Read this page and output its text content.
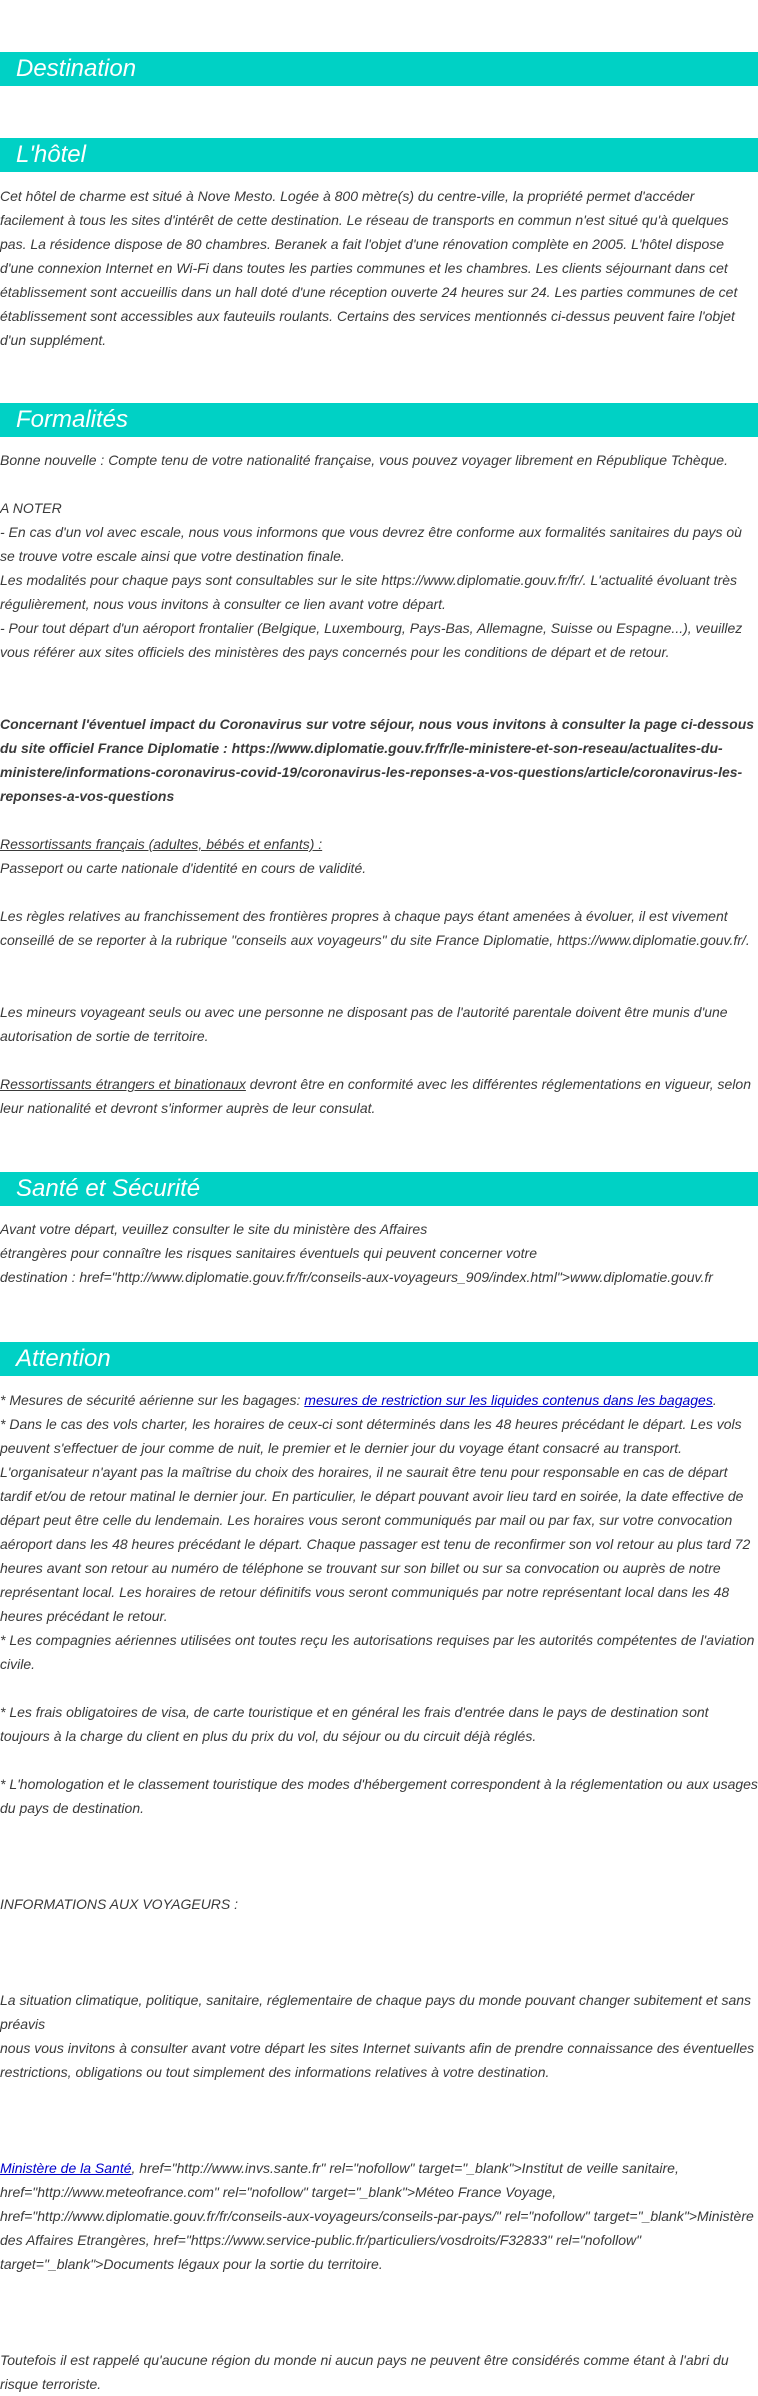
Destination
L'hôtel

Cet hôtel de charme est situé à Nove Mesto. Logée à 800 mètre(s) du centre-ville, la propriété permet d'accéder facilement à tous les sites d'intérêt de cette destination. Le réseau de transports en commun n'est situé qu'à quelques pas. La résidence dispose de 80 chambres. Beranek a fait l'objet d'une rénovation complète en 2005. L'hôtel dispose d'une connexion Internet en Wi-Fi dans toutes les parties communes et les chambres. Les clients séjournant dans cet établissement sont accueillis dans un hall doté d'une réception ouverte 24 heures sur 24. Les parties communes de cet établissement sont accessibles aux fauteuils roulants. Certains des services mentionnés ci-dessus peuvent faire l'objet d'un supplément.

Formalités

Bonne nouvelle : Compte tenu de votre nationalité française, vous pouvez voyager librement en République Tchèque.

A NOTER

- En cas d'un vol avec escale, nous vous informons que vous devrez être conforme aux formalités sanitaires du pays où se trouve votre escale ainsi que votre destination finale.

Les modalités pour chaque pays sont consultables sur le site https://www.diplomatie.gouv.fr/fr/. L'actualité évoluant très régulièrement, nous vous invitons à consulter ce lien avant votre départ.

- Pour tout départ d'un aéroport frontalier (Belgique, Luxembourg, Pays-Bas, Allemagne, Suisse ou Espagne...), veuillez vous référer aux sites officiels des ministères des pays concernés pour les conditions de départ et de retour.

Concernant l'éventuel impact du Coronavirus sur votre séjour, nous vous invitons à consulter la page ci-dessous du site officiel France Diplomatie : https://www.diplomatie.gouv.fr/fr/le-ministere-et-son-reseau/actualites-du-ministere/informations-coronavirus-covid-19/coronavirus-les-reponses-a-vos-questions/article/coronavirus-les-reponses-a-vos-questions

Ressortissants français (adultes, bébés et enfants) :

Passeport ou carte nationale d'identité en cours de validité.

Les règles relatives au franchissement des frontières propres à chaque pays étant amenées à évoluer, il est vivement conseillé de se reporter à la rubrique "conseils aux voyageurs" du site France Diplomatie, https://www.diplomatie.gouv.fr/.

Les mineurs voyageant seuls ou avec une personne ne disposant pas de l'autorité parentale doivent être munis d'une autorisation de sortie de territoire.

Ressortissants étrangers et binationaux devront être en conformité avec les différentes réglementations en vigueur, selon leur nationalité et devront s'informer auprès de leur consulat.

Santé et Sécurité

Avant votre départ, veuillez consulter le site du ministère des Affaires

étrangères pour connaître les risques sanitaires éventuels qui peuvent concerner votre

destination : href="http://www.diplomatie.gouv.fr/fr/conseils-aux-voyageurs_909/index.html">www.diplomatie.gouv.fr

Attention

* Mesures de sécurité aérienne sur les bagages: mesures de restriction sur les liquides contenus dans les bagages.

* Dans le cas des vols charter, les horaires de ceux-ci sont déterminés dans les 48 heures précédant le départ. Les vols peuvent s'effectuer de jour comme de nuit, le premier et le dernier jour du voyage étant consacré au transport. L'organisateur n'ayant pas la maîtrise du choix des horaires, il ne saurait être tenu pour responsable en cas de départ tardif et/ou de retour matinal le dernier jour. En particulier, le départ pouvant avoir lieu tard en soirée, la date effective de départ peut être celle du lendemain. Les horaires vous seront communiqués par mail ou par fax, sur votre convocation aéroport dans les 48 heures précédant le départ. Chaque passager est tenu de reconfirmer son vol retour au plus tard 72 heures avant son retour au numéro de téléphone se trouvant sur son billet ou sur sa convocation ou auprès de notre représentant local. Les horaires de retour définitifs vous seront communiqués par notre représentant local dans les 48 heures précédant le retour.

* Les compagnies aériennes utilisées ont toutes reçu les autorisations requises par les autorités compétentes de l'aviation civile.

* Les frais obligatoires de visa, de carte touristique et en général les frais d'entrée dans le pays de destination sont toujours à la charge du client en plus du prix du vol, du séjour ou du circuit déjà réglés.

* L'homologation et le classement touristique des modes d'hébergement correspondent à la réglementation ou aux usages du pays de destination.

INFORMATIONS AUX VOYAGEURS :

La situation climatique, politique, sanitaire, réglementaire de chaque pays du monde pouvant changer subitement et sans préavis

nous vous invitons à consulter avant votre départ les sites Internet suivants afin de prendre connaissance des éventuelles restrictions, obligations ou tout simplement des informations relatives à votre destination.

Ministère de la Santé, href="http://www.invs.sante.fr" rel="nofollow" target="_blank">Institut de veille sanitaire, href="http://www.meteofrance.com" rel="nofollow" target="_blank">Méteo France Voyage, href="http://www.diplomatie.gouv.fr/fr/conseils-aux-voyageurs/conseils-par-pays/" rel="nofollow" target="_blank">Ministère des Affaires Etrangères, href="https://www.service-public.fr/particuliers/vosdroits/F32833" rel="nofollow" target="_blank">Documents légaux pour la sortie du territoire.

Toutefois il est rappelé qu'aucune région du monde ni aucun pays ne peuvent être considérés comme étant à l'abri du risque terroriste.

....

#### The task
Produce the full material again verbatim, with the pictures dropped.

#### Solution to this task
Read this page and output its text content.
Destination
L'hôtel

Cet hôtel de charme est situé à Nove Mesto. Logée à 800 mètre(s) du centre-ville, la propriété permet d'accéder facilement à tous les sites d'intérêt de cette destination. Le réseau de transports en commun n'est situé qu'à quelques pas. La résidence dispose de 80 chambres. Beranek a fait l'objet d'une rénovation complète en 2005. L'hôtel dispose d'une connexion Internet en Wi-Fi dans toutes les parties communes et les chambres. Les clients séjournant dans cet établissement sont accueillis dans un hall doté d'une réception ouverte 24 heures sur 24. Les parties communes de cet établissement sont accessibles aux fauteuils roulants. Certains des services mentionnés ci-dessus peuvent faire l'objet d'un supplément.

Formalités

Bonne nouvelle : Compte tenu de votre nationalité française, vous pouvez voyager librement en République Tchèque.

A NOTER

- En cas d'un vol avec escale, nous vous informons que vous devrez être conforme aux formalités sanitaires du pays où se trouve votre escale ainsi que votre destination finale.

Les modalités pour chaque pays sont consultables sur le site https://www.diplomatie.gouv.fr/fr/. L'actualité évoluant très régulièrement, nous vous invitons à consulter ce lien avant votre départ.

- Pour tout départ d'un aéroport frontalier (Belgique, Luxembourg, Pays-Bas, Allemagne, Suisse ou Espagne...), veuillez vous référer aux sites officiels des ministères des pays concernés pour les conditions de départ et de retour.

Concernant l'éventuel impact du Coronavirus sur votre séjour, nous vous invitons à consulter la page ci-dessous du site officiel France Diplomatie : https://www.diplomatie.gouv.fr/fr/le-ministere-et-son-reseau/actualites-du-ministere/informations-coronavirus-covid-19/coronavirus-les-reponses-a-vos-questions/article/coronavirus-les-reponses-a-vos-questions

Ressortissants français (adultes, bébés et enfants) :

Passeport ou carte nationale d'identité en cours de validité.

Les règles relatives au franchissement des frontières propres à chaque pays étant amenées à évoluer, il est vivement conseillé de se reporter à la rubrique "conseils aux voyageurs" du site France Diplomatie, https://www.diplomatie.gouv.fr/.

Les mineurs voyageant seuls ou avec une personne ne disposant pas de l'autorité parentale doivent être munis d'une autorisation de sortie de territoire.

Ressortissants étrangers et binationaux devront être en conformité avec les différentes réglementations en vigueur, selon leur nationalité et devront s'informer auprès de leur consulat.

Santé et Sécurité

Avant votre départ, veuillez consulter le site du ministère des Affaires

étrangères pour connaître les risques sanitaires éventuels qui peuvent concerner votre

destination : href="http://www.diplomatie.gouv.fr/fr/conseils-aux-voyageurs_909/index.html">www.diplomatie.gouv.fr

Attention

* Mesures de sécurité aérienne sur les bagages: mesures de restriction sur les liquides contenus dans les bagages.

* Dans le cas des vols charter, les horaires de ceux-ci sont déterminés dans les 48 heures précédant le départ. Les vols peuvent s'effectuer de jour comme de nuit, le premier et le dernier jour du voyage étant consacré au transport. L'organisateur n'ayant pas la maîtrise du choix des horaires, il ne saurait être tenu pour responsable en cas de départ tardif et/ou de retour matinal le dernier jour. En particulier, le départ pouvant avoir lieu tard en soirée, la date effective de départ peut être celle du lendemain. Les horaires vous seront communiqués par mail ou par fax, sur votre convocation aéroport dans les 48 heures précédant le départ. Chaque passager est tenu de reconfirmer son vol retour au plus tard 72 heures avant son retour au numéro de téléphone se trouvant sur son billet ou sur sa convocation ou auprès de notre représentant local. Les horaires de retour définitifs vous seront communiqués par notre représentant local dans les 48 heures précédant le retour.

* Les compagnies aériennes utilisées ont toutes reçu les autorisations requises par les autorités compétentes de l'aviation civile.

* Les frais obligatoires de visa, de carte touristique et en général les frais d'entrée dans le pays de destination sont toujours à la charge du client en plus du prix du vol, du séjour ou du circuit déjà réglés.

* L'homologation et le classement touristique des modes d'hébergement correspondent à la réglementation ou aux usages du pays de destination.

INFORMATIONS AUX VOYAGEURS :

La situation climatique, politique, sanitaire, réglementaire de chaque pays du monde pouvant changer subitement et sans préavis

nous vous invitons à consulter avant votre départ les sites Internet suivants afin de prendre connaissance des éventuelles restrictions, obligations ou tout simplement des informations relatives à votre destination.

Ministère de la Santé, href="http://www.invs.sante.fr" rel="nofollow" target="_blank">Institut de veille sanitaire, href="http://www.meteofrance.com" rel="nofollow" target="_blank">Méteo France Voyage, href="http://www.diplomatie.gouv.fr/fr/conseils-aux-voyageurs/conseils-par-pays/" rel="nofollow" target="_blank">Ministère des Affaires Etrangères, href="https://www.service-public.fr/particuliers/vosdroits/F32833" rel="nofollow" target="_blank">Documents légaux pour la sortie du territoire.

Toutefois il est rappelé qu'aucune région du monde ni aucun pays ne peuvent être considérés comme étant à l'abri du risque terroriste.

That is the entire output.